• WHAT THE TASK ASKS:
Faithfully return all lines, omitting every embedded picture.

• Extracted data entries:
>> Begin

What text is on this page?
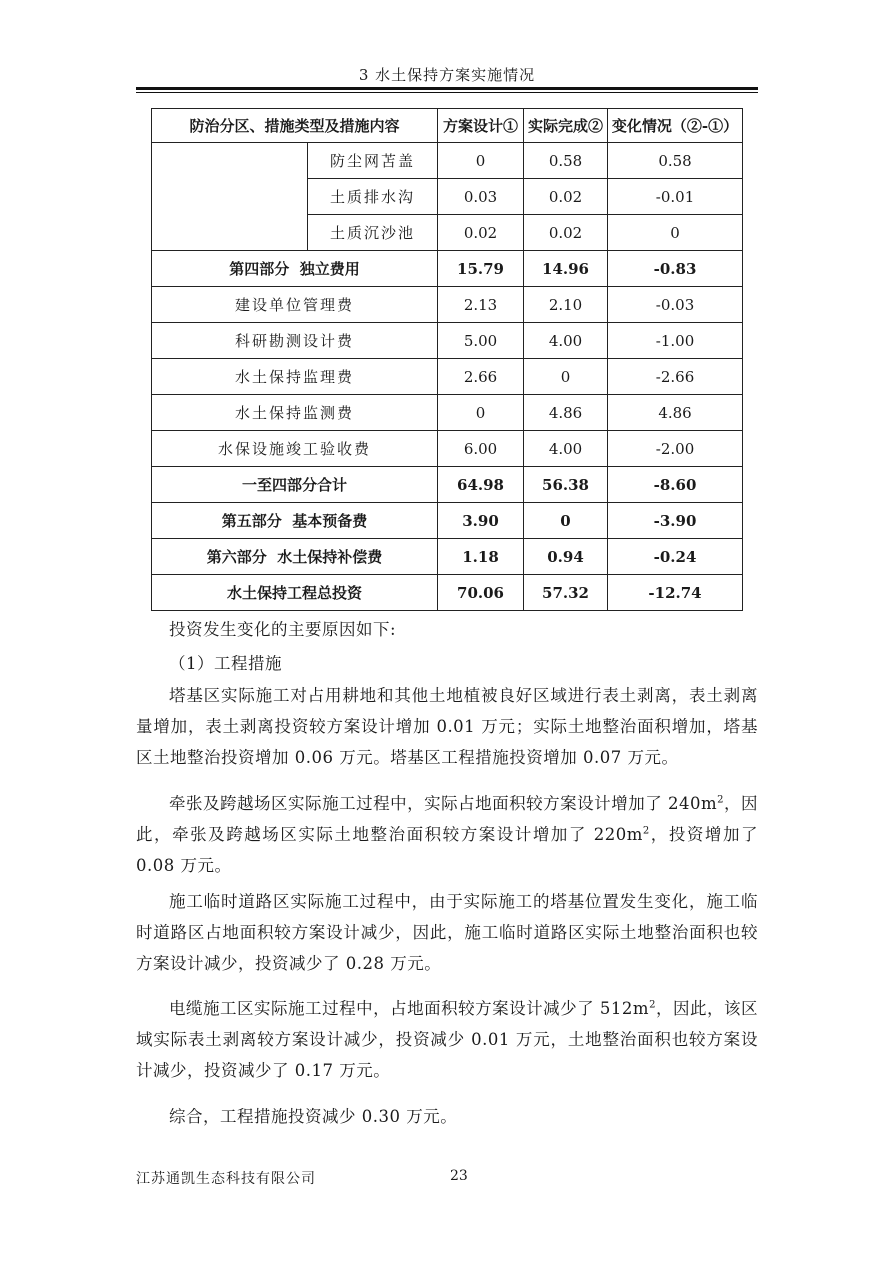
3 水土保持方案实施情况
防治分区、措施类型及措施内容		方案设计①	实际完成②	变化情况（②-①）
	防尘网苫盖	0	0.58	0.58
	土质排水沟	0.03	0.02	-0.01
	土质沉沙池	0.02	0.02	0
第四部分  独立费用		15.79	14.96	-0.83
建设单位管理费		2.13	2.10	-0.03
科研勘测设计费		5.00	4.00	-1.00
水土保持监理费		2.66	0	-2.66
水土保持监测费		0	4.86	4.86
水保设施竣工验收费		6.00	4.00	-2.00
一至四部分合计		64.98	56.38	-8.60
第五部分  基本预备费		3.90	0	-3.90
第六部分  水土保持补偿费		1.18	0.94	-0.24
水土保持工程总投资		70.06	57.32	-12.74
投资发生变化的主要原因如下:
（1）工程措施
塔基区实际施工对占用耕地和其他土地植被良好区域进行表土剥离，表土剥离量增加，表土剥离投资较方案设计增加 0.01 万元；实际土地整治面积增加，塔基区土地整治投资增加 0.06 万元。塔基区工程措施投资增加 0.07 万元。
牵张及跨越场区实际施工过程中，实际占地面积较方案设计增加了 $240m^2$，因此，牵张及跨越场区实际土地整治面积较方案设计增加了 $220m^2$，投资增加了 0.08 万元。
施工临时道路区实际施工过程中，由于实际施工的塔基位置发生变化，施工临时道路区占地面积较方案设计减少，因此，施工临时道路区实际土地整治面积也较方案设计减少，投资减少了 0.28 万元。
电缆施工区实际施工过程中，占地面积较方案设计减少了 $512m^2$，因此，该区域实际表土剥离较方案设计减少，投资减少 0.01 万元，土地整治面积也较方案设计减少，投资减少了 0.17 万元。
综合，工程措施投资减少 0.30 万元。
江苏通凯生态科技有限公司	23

>> End

• SOLUTION TO THE EXERCISE:
What text is on this page?
3 水土保持方案实施情况
防治分区、措施类型及措施内容		方案设计①	实际完成②	变化情况（②-①）
	防尘网苫盖	0	0.58	0.58
	土质排水沟	0.03	0.02	-0.01
	土质沉沙池	0.02	0.02	0
第四部分  独立费用		15.79	14.96	-0.83
建设单位管理费		2.13	2.10	-0.03
科研勘测设计费		5.00	4.00	-1.00
水土保持监理费		2.66	0	-2.66
水土保持监测费		0	4.86	4.86
水保设施竣工验收费		6.00	4.00	-2.00
一至四部分合计		64.98	56.38	-8.60
第五部分  基本预备费		3.90	0	-3.90
第六部分  水土保持补偿费		1.18	0.94	-0.24
水土保持工程总投资		70.06	57.32	-12.74
投资发生变化的主要原因如下:
（1）工程措施
塔基区实际施工对占用耕地和其他土地植被良好区域进行表土剥离，表土剥离量增加，表土剥离投资较方案设计增加 0.01 万元；实际土地整治面积增加，塔基区土地整治投资增加 0.06 万元。塔基区工程措施投资增加 0.07 万元。
牵张及跨越场区实际施工过程中，实际占地面积较方案设计增加了 $240m^2$，因此，牵张及跨越场区实际土地整治面积较方案设计增加了 $220m^2$，投资增加了 0.08 万元。
施工临时道路区实际施工过程中，由于实际施工的塔基位置发生变化，施工临时道路区占地面积较方案设计减少，因此，施工临时道路区实际土地整治面积也较方案设计减少，投资减少了 0.28 万元。
电缆施工区实际施工过程中，占地面积较方案设计减少了 $512m^2$，因此，该区域实际表土剥离较方案设计减少，投资减少 0.01 万元，土地整治面积也较方案设计减少，投资减少了 0.17 万元。
综合，工程措施投资减少 0.30 万元。
江苏通凯生态科技有限公司	23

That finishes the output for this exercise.